* BEGIN Data rows *
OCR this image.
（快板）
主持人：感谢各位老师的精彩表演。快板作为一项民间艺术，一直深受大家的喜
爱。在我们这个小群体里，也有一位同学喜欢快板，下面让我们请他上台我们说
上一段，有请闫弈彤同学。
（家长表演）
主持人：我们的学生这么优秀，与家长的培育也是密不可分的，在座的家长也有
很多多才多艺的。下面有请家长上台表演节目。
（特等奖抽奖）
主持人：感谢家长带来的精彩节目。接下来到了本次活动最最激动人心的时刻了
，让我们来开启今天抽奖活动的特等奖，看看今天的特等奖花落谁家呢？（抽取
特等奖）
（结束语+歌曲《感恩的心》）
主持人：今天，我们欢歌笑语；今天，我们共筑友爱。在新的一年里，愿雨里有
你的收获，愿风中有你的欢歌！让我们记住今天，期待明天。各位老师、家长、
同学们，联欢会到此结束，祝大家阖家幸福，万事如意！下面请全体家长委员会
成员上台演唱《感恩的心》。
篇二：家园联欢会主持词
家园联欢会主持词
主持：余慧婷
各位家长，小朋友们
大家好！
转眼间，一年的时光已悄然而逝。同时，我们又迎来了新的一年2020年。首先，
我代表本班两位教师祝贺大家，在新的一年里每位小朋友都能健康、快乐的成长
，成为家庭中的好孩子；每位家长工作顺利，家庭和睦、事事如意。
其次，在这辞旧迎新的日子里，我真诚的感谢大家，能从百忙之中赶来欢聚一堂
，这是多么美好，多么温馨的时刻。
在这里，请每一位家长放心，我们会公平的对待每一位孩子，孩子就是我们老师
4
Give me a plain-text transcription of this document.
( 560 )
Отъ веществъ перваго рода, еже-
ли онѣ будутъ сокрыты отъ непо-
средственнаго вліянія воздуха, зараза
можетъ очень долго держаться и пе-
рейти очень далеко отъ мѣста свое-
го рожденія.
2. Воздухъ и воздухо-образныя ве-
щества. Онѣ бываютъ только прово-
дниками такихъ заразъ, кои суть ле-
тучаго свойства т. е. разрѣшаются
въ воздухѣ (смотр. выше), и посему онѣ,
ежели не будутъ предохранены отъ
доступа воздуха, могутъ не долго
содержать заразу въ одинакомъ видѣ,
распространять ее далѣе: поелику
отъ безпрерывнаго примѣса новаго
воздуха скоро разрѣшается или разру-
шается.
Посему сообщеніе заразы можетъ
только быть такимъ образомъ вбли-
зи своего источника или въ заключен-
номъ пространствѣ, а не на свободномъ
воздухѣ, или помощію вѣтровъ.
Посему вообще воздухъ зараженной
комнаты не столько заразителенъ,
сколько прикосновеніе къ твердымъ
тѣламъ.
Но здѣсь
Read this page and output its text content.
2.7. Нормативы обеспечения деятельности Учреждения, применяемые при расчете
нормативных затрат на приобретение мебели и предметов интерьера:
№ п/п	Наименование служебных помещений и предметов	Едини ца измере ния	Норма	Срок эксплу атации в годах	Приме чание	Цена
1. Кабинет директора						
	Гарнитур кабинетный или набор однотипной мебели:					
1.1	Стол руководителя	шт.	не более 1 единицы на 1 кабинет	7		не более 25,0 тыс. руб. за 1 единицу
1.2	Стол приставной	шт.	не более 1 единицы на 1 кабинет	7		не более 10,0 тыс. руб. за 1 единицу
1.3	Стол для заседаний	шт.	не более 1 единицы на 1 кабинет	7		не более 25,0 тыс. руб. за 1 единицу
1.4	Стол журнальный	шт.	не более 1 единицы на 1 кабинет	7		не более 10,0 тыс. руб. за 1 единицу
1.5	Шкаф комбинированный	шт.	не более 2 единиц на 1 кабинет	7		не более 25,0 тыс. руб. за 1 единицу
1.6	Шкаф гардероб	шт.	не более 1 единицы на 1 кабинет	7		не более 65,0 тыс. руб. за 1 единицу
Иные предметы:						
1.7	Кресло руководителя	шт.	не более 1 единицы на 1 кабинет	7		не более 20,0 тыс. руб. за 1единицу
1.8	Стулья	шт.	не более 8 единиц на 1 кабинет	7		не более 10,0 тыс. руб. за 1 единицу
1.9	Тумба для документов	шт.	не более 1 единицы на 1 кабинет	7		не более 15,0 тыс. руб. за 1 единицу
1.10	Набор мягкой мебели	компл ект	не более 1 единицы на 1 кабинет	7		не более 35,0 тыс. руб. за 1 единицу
* END Data rows *
## The problem
What is the number of lines in the listing above that contain the string "долго"? Give only the number.

## The completed task
2